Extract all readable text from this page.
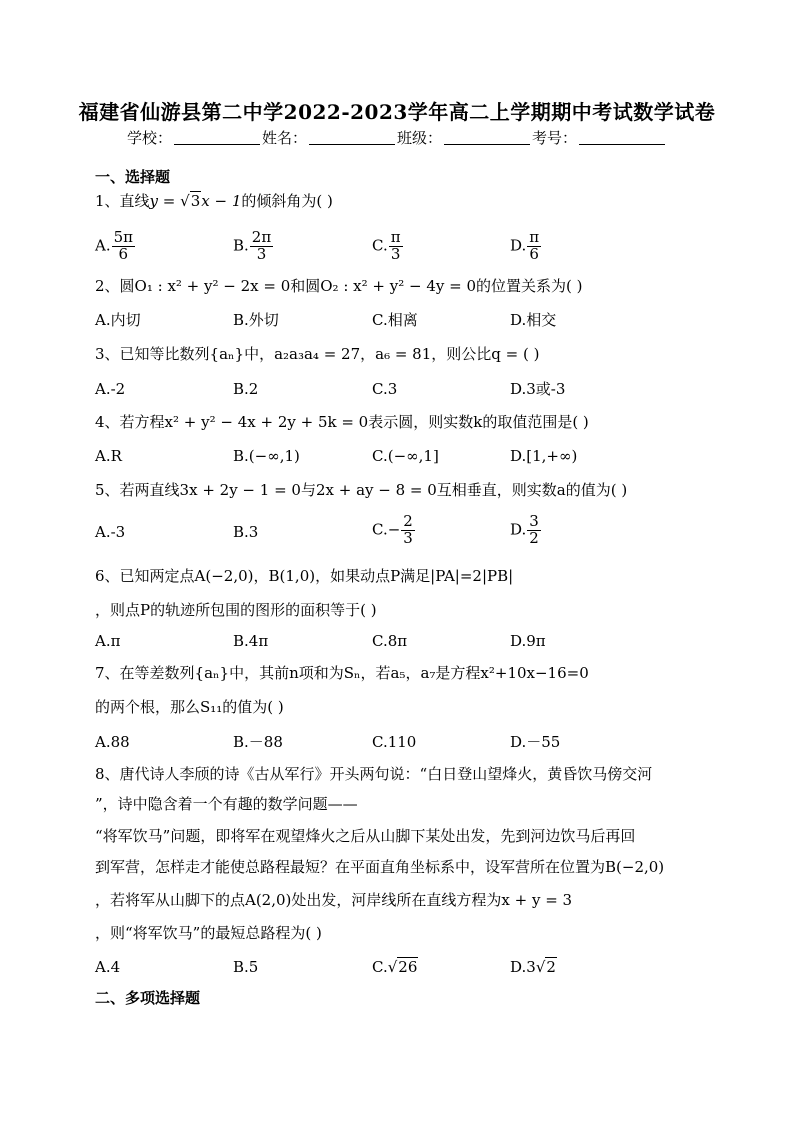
福建省仙游县第二中学2022-2023学年高二上学期期中考试数学试卷
学校：	姓名：	班级：	考号：
一、选择题
1、直线y = √3x − 1的倾斜角为( )
A. $\frac{5\pi}{6}$	B. $\frac{2\pi}{3}$	C. $\frac{\pi}{3}$	D. $\frac{\pi}{6}$
2、圆O₁ : x² + y² − 2x = 0和圆O₂ : x² + y² − 4y = 0的位置关系为( )
A.内切	B.外切	C.相离	D.相交
3、已知等比数列{aₙ}中，a₂a₃a₄ = 27，a₆ = 81，则公比q = ( )
A.-2	B.2	C.3	D.3或-3
4、若方程x² + y² − 4x + 2y + 5k = 0表示圆，则实数k的取值范围是( )
A.R	B.(−∞,1)	C.(−∞,1]	D.[1,+∞)
5、若两直线3x + 2y − 1 = 0与2x + ay − 8 = 0互相垂直，则实数a的值为( )
A.-3	B.3	$C.- \frac{2}{3}$	D. $\frac{3}{2}$
6、已知两定点A(−2,0)，B(1,0)，如果动点P满足|PA|=2|PB|
，则点P的轨迹所包围的图形的面积等于( )
A.π	B.4π	C.8π	D.9π
7、在等差数列{aₙ}中，其前n项和为Sₙ，若a₅，a₇是方程x²+10x−16=0
的两个根，那么S₁₁的值为( )
A.88	B.－88	C.110	D.－55
8、唐代诗人李颀的诗《古从军行》开头两句说：“白日登山望烽火，黄昏饮马傍交河
”，诗中隐含着一个有趣的数学问题——
“将军饮马”问题，即将军在观望烽火之后从山脚下某处出发，先到河边饮马后再回
到军营，怎样走才能使总路程最短？在平面直角坐标系中，设军营所在位置为B(−2,0)
，若将军从山脚下的点A(2,0)处出发，河岸线所在直线方程为x + y = 3
，则“将军饮马”的最短总路程为( )
A.4	B.5	C.√26	D.3√2
二、多项选择题
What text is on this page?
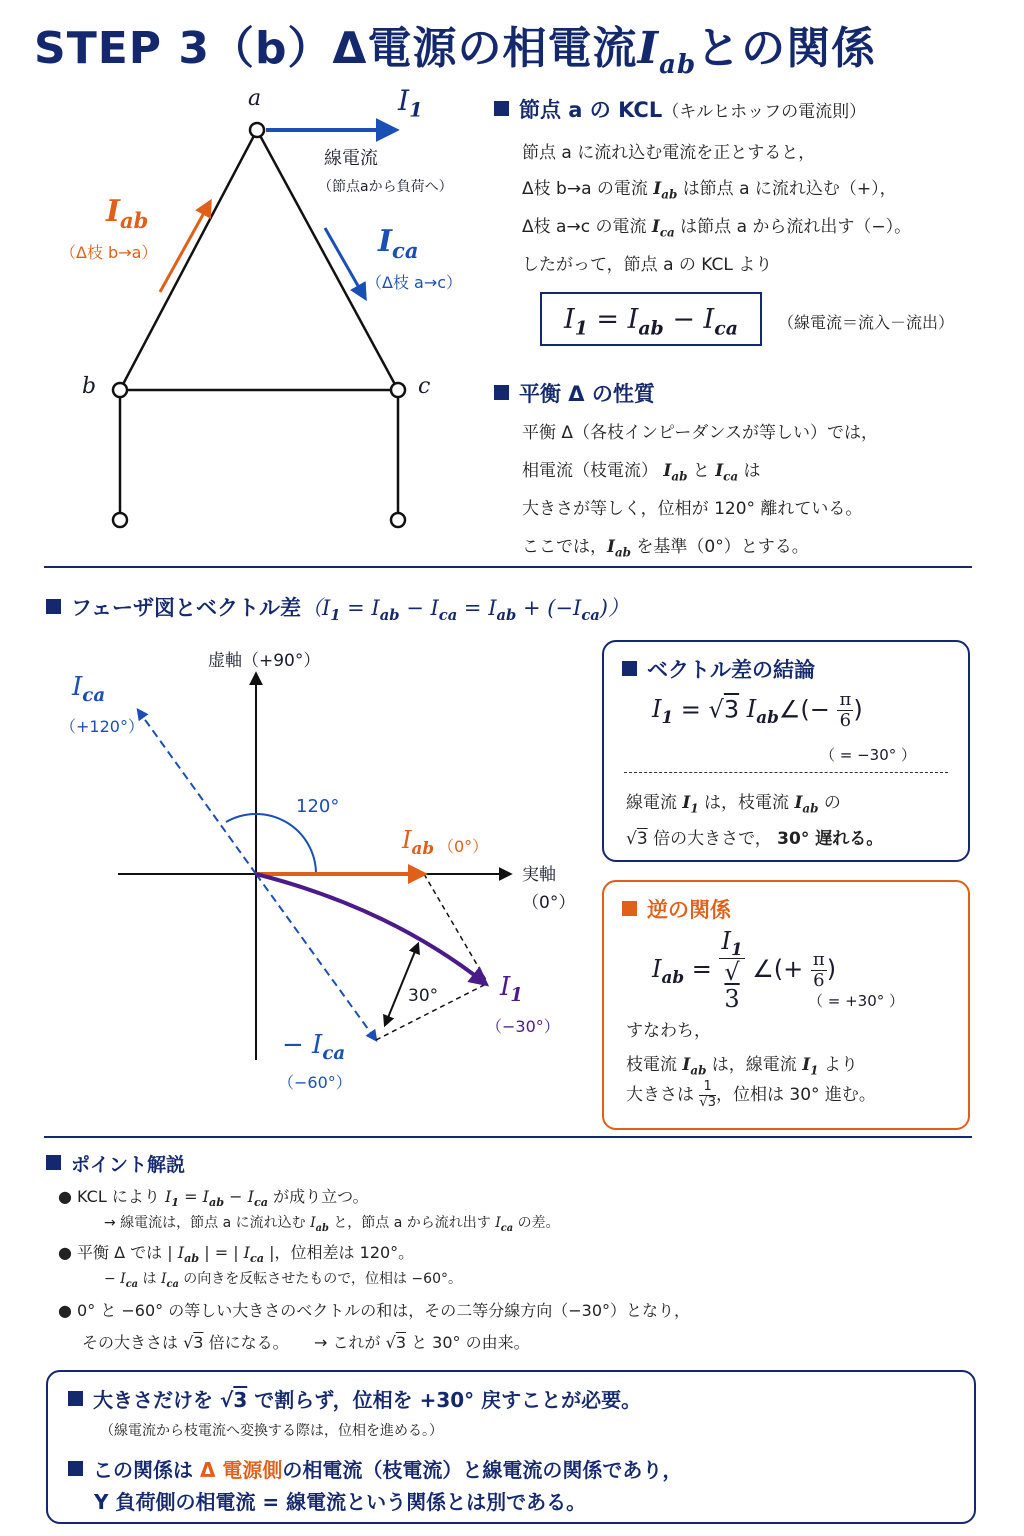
STEP 3（b）Δ電源の相電流$I_{ab}$との関係
a
b	c
$I_1$
線電流
（節点aから負荷へ）
$I_{ab}$
（Δ枝 b→a）	$I_{ca}$
（Δ枝 a→c）
節点 a の KCL（キルヒホッフの電流則）
節点 a に流れ込む電流を正とすると，
Δ枝 b→a の電流 $I_{ab}$ は節点 a に流れ込む（+），
Δ枝 a→c の電流 $I_{ca}$ は節点 a から流れ出す（−）。
したがって，節点 a の KCL より
$I_1 = I_{ab} - I_{ca}$	（線電流＝流入－流出）
平衡 Δ の性質
平衡 Δ（各枝インピーダンスが等しい）では，
相電流（枝電流） $I_{ab}$ と $I_{ca}$ は
大きさが等しく，位相が 120° 離れている。
ここでは，$I_{ab}$ を基準（0°）とする。
フェーザ図とベクトル差$(I_1 = I_{ab} - I_{ca} = I_{ab} + (-I_{ca}))$
虚軸（+90°）
実軸
（0°）
120°
30°
$I_{ca}$
（+120°）
$I_{ab}$ （0°）
$I_1$
（−30°）
− $I_{ca}$
（−60°）
ベクトル差の結論
$I_1 = √3$ $I_{ab}\angle(- \frac{\pi}{6}$ )
（ = −30° ）
線電流 $I_1$ は，枝電流 $I_{ab}$ の
√3 倍の大きさで， 30° 遅れる。
逆の関係
$I_{ab} = I_1$
√
3 ∠(+ $\frac{\pi}{6}$ )
（ = +30° ）
すなわち，
枝電流 $I_{ab}$ は，線電流 $I_1$ より
大きさは $\frac{1}{√3}$ ，位相は 30° 進む。
ポイント解説
● KCL により $I_1 = I_{ab} - I_{ca}$ が成り立つ。
→ 線電流は，節点 a に流れ込む $I_{ab}$ と，節点 a から流れ出す $I_{ca}$ の差。
● 平衡 Δ では | $I_{ab}$ | = | $I_{ca}$ |，位相差は 120°。
− $I_{ca}$ は $I_{ca}$ の向きを反転させたもので，位相は −60°。
● 0° と −60° の等しい大きさのベクトルの和は，その二等分線方向（−30°）となり，
その大きさは √3 倍になる。 → これが √3 と 30° の由来。
大きさだけを √3 で割らず，位相を +30° 戻すことが必要。
（線電流から枝電流へ変換する際は，位相を進める。）
この関係は Δ 電源側の相電流（枝電流）と線電流の関係であり，
Y 負荷側の相電流 = 線電流という関係とは別である。
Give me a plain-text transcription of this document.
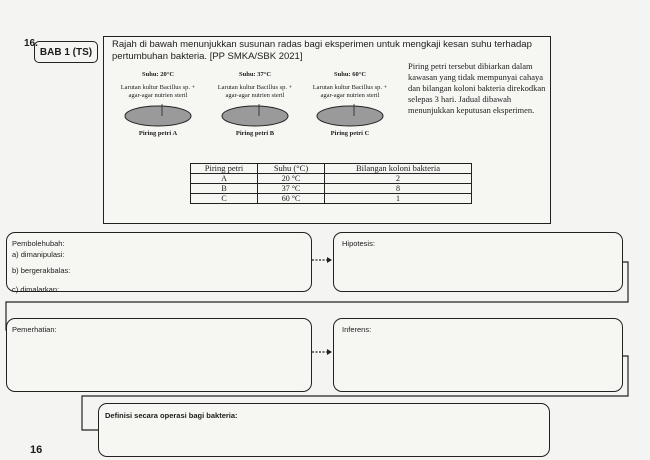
16.
BAB 1 (TS)
Rajah di bawah menunjukkan susunan radas bagi eksperimen untuk mengkaji kesan suhu terhadap pertumbuhan bakteria. [PP SMKA/SBK 2021]
Suhu: 20°C
Larutan kultur Bacillus sp. + agar-agar nutrien steril
Piring petri A
Suhu: 37°C
Larutan kultur Bacillus sp. + agar-agar nutrien steril
Piring petri B
Suhu: 60°C
Larutan kultur Bacillus sp. + agar-agar nutrien steril
Piring petri C
Piring petri tersebut dibiarkan dalam kawasan yang tidak mempunyai cahaya dan bilangan koloni bakteria direkodkan selepas 3 hari. Jadual dibawah menunjukkan keputusan eksperimen.
Piring petri	Suhu (°C)	Bilangan koloni bakteria
A	20 °C	2
B	37 °C	8
C	60 °C	1
Pembolehubah:
a) dimanipulasi:
b) bergerakbalas:
c) dimalarkan:
Hipotesis:
Pemerhatian:	Inferens:
Definisi secara operasi bagi bakteria:
16
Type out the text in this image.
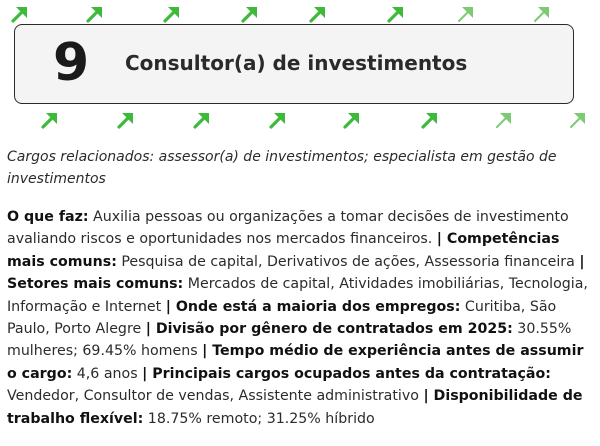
9 Consultor(a) de investimentos
Cargos relacionados: assessor(a) de investimentos; especialista em gestão de investimentos
O que faz: Auxilia pessoas ou organizações a tomar decisões de investimento avaliando riscos e oportunidades nos mercados financeiros. | Competências mais comuns: Pesquisa de capital, Derivativos de ações, Assessoria financeira | Setores mais comuns: Mercados de capital, Atividades imobiliárias, Tecnologia, Informação e Internet | Onde está a maioria dos empregos: Curitiba, São Paulo, Porto Alegre | Divisão por gênero de contratados em 2025: 30.55% mulheres; 69.45% homens | Tempo médio de experiência antes de assumir o cargo: 4,6 anos | Principais cargos ocupados antes da contratação: Vendedor, Consultor de vendas, Assistente administrativo | Disponibilidade de trabalho flexível: 18.75% remoto; 31.25% híbrido
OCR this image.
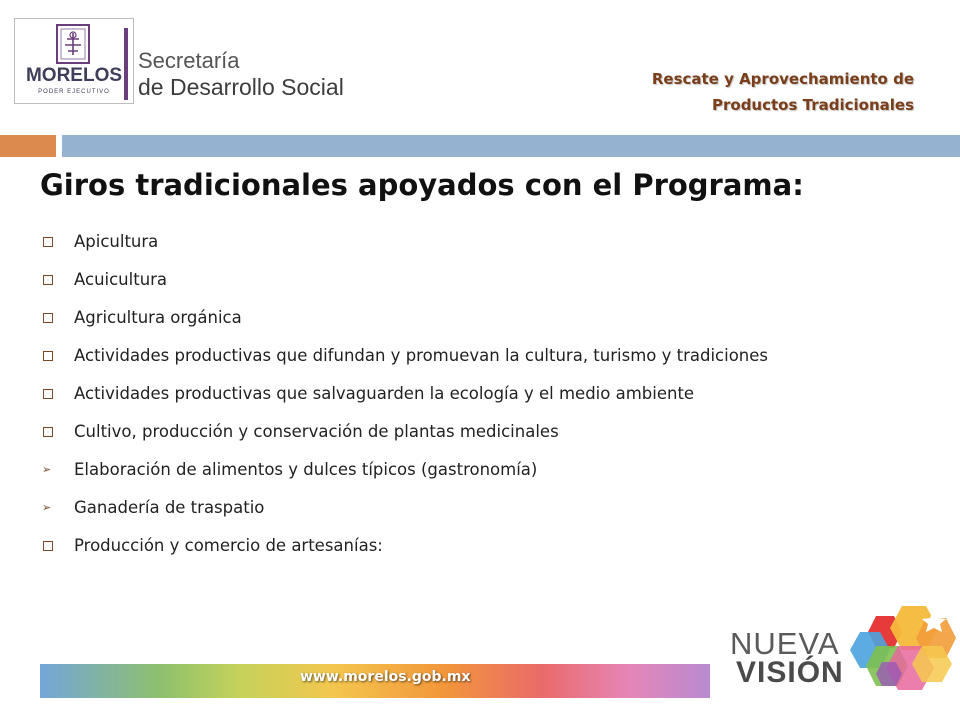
MORELOS
PODER EJECUTIVO
Secretaría
de Desarrollo Social	Rescate y Aprovechamiento de
Productos Tradicionales
Giros tradicionales apoyados con el Programa:
Apicultura
Acuicultura
Agricultura orgánica
Actividades productivas que difundan y promuevan la cultura, turismo y tradiciones
Actividades productivas que salvaguarden la ecología y el medio ambiente
Cultivo, producción y conservación de plantas medicinales
➢ Elaboración de alimentos y dulces típicos (gastronomía)
➢ Ganadería de traspatio
Producción y comercio de artesanías:
www.morelos.gob.mx
NUEVA
VISIÓN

§ Task prompt
Count each line above in which the string "koloni" appears, then state only the total.

§ Correct response
2